#### Given instruction:
Copy every line from the data below in which the string "ejército" can be found.

#### Source records:
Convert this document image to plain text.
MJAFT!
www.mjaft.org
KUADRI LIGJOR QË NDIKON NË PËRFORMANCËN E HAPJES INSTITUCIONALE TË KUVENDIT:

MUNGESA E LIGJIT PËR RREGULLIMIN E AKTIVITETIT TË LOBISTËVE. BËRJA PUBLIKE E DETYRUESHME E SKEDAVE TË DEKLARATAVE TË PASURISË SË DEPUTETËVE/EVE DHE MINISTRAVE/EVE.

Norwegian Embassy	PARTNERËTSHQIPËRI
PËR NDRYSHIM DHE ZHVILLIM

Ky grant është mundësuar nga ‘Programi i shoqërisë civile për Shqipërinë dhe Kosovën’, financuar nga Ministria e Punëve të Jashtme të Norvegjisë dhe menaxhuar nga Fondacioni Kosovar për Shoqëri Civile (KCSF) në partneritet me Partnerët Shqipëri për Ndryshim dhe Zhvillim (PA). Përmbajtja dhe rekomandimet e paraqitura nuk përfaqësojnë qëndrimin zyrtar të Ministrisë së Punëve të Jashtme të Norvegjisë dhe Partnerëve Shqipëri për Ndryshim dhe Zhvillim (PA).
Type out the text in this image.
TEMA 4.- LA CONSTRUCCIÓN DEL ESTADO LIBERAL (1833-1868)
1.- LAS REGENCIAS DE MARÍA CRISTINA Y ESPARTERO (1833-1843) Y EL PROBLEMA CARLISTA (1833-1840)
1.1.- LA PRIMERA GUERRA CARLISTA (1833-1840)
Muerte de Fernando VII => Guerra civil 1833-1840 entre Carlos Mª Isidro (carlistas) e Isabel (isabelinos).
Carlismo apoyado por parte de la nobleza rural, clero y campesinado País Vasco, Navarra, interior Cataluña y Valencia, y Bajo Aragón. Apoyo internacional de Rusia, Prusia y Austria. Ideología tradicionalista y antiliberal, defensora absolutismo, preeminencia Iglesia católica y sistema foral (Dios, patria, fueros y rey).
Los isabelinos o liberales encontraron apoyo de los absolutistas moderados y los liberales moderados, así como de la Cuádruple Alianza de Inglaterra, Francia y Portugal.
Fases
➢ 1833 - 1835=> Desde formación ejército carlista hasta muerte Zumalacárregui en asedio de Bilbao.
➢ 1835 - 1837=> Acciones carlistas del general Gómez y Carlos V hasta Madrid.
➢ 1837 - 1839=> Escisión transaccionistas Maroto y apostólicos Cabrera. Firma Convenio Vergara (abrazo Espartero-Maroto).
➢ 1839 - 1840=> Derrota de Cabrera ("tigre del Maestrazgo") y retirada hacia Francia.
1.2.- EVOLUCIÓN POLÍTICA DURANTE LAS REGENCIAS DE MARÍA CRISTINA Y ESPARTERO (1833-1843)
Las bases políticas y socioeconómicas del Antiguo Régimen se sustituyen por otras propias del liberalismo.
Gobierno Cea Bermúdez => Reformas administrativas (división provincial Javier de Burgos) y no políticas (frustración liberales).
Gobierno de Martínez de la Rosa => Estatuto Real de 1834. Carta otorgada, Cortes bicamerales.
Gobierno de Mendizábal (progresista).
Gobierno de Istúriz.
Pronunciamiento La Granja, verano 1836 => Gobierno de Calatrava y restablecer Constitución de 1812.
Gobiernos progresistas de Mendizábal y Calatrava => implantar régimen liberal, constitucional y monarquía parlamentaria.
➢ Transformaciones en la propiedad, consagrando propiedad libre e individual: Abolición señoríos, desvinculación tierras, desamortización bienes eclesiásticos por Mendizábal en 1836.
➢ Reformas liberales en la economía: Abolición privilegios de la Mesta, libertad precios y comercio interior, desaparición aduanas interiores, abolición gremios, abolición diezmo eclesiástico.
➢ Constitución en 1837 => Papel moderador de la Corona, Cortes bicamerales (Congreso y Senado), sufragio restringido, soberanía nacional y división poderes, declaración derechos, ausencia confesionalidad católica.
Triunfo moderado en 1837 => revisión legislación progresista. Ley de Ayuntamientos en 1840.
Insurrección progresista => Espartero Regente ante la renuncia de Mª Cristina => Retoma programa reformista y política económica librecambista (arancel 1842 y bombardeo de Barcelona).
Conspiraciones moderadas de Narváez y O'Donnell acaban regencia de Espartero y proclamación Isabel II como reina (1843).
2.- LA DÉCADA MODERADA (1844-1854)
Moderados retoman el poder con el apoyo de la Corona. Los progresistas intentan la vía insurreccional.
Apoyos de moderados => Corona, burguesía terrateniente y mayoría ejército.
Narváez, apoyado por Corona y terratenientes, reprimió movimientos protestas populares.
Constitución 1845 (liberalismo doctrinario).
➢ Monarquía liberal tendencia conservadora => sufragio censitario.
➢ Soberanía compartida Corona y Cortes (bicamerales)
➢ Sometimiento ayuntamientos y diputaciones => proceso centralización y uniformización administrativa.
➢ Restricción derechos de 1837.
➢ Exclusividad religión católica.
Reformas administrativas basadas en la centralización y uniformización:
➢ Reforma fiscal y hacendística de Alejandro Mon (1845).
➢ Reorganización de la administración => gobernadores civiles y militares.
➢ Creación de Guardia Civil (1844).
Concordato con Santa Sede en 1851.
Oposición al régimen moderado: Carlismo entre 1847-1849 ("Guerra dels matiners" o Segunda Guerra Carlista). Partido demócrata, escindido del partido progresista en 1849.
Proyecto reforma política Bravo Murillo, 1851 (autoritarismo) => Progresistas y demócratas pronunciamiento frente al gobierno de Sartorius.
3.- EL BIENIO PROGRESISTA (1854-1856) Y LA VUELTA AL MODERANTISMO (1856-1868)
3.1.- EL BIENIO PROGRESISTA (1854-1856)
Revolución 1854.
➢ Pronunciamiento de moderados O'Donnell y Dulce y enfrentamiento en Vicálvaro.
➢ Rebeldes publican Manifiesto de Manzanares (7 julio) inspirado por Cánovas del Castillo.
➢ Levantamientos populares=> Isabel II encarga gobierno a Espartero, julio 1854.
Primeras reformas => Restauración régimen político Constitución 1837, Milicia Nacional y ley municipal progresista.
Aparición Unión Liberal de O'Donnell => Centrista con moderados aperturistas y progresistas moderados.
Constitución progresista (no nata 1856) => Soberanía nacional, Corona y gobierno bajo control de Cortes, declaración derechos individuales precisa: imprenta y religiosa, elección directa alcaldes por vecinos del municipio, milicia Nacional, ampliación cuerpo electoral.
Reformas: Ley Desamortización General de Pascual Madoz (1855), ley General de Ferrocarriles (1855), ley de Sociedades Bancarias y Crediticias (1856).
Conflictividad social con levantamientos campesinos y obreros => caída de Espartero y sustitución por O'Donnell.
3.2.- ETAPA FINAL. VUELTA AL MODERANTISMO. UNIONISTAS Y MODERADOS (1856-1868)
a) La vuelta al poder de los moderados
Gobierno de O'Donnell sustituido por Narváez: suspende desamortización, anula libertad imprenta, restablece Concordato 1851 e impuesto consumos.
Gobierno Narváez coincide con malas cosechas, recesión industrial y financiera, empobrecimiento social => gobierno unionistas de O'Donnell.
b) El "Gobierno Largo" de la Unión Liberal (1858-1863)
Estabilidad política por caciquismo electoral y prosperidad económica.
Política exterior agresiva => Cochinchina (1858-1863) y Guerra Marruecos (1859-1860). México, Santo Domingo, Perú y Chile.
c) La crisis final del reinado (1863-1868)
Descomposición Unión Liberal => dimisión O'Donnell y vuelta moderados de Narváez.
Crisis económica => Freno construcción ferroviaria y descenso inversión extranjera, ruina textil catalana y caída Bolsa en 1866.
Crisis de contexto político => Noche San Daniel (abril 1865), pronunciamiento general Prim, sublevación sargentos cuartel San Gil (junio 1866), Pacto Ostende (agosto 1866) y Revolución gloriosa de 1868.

#### Output below:
➢ 1833 - 1835=> Desde formación ejército carlista hasta muerte Zumalacárregui en asedio de Bilbao.
Apoyos de moderados => Corona, burguesía terrateniente y mayoría ejército.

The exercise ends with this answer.